### GIVEN DATA

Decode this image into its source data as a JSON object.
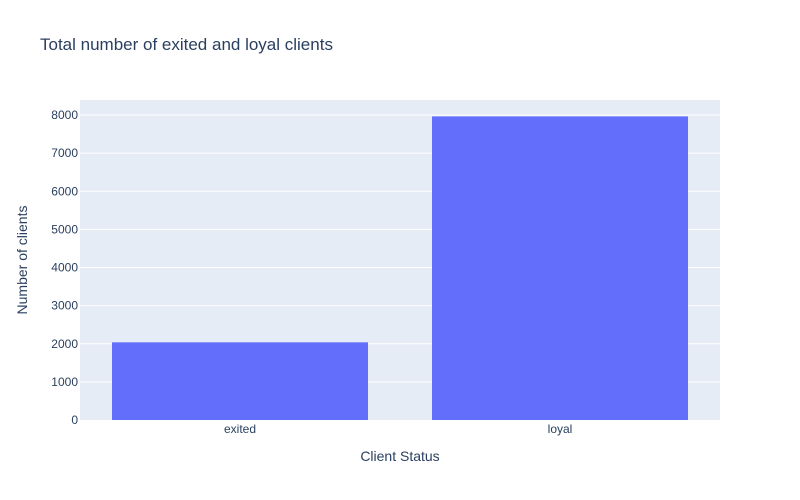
{
  "chart_data": {
    "type": "bar",
    "title": "Total number of exited and loyal clients",
    "xlabel": "Client Status",
    "ylabel": "Number of clients",
    "categories": [
      "exited",
      "loyal"
    ],
    "values": [
      2037,
      7963
    ],
    "ylim": [
      0,
      8000
    ],
    "yticks": [
      0,
      1000,
      2000,
      3000,
      4000,
      5000,
      6000,
      7000,
      8000
    ],
    "ytick_labels": [
      "0",
      "1000",
      "2000",
      "3000",
      "4000",
      "5000",
      "6000",
      "7000",
      "8000"
    ],
    "grid": true,
    "legend": "none",
    "colors": {
      "bar": "#636efa",
      "plot_bg": "#e5ecf6",
      "grid": "#ffffff",
      "text": "#2a3f5f"
    }
  }
}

######

[TASK DETAILS]
Write out the entries above verbatim; the pictures do not belong in your copy.

[RESULT FOR THIS EXERCISE]
Decode this image into its source data as a JSON object.
{
  "chart_data": {
    "type": "bar",
    "title": "Total number of exited and loyal clients",
    "xlabel": "Client Status",
    "ylabel": "Number of clients",
    "categories": [
      "exited",
      "loyal"
    ],
    "values": [
      2037,
      7963
    ],
    "ylim": [
      0,
      8000
    ],
    "yticks": [
      0,
      1000,
      2000,
      3000,
      4000,
      5000,
      6000,
      7000,
      8000
    ],
    "ytick_labels": [
      "0",
      "1000",
      "2000",
      "3000",
      "4000",
      "5000",
      "6000",
      "7000",
      "8000"
    ],
    "grid": true,
    "legend": "none",
    "colors": {
      "bar": "#636efa",
      "plot_bg": "#e5ecf6",
      "grid": "#ffffff",
      "text": "#2a3f5f"
    }
  }
}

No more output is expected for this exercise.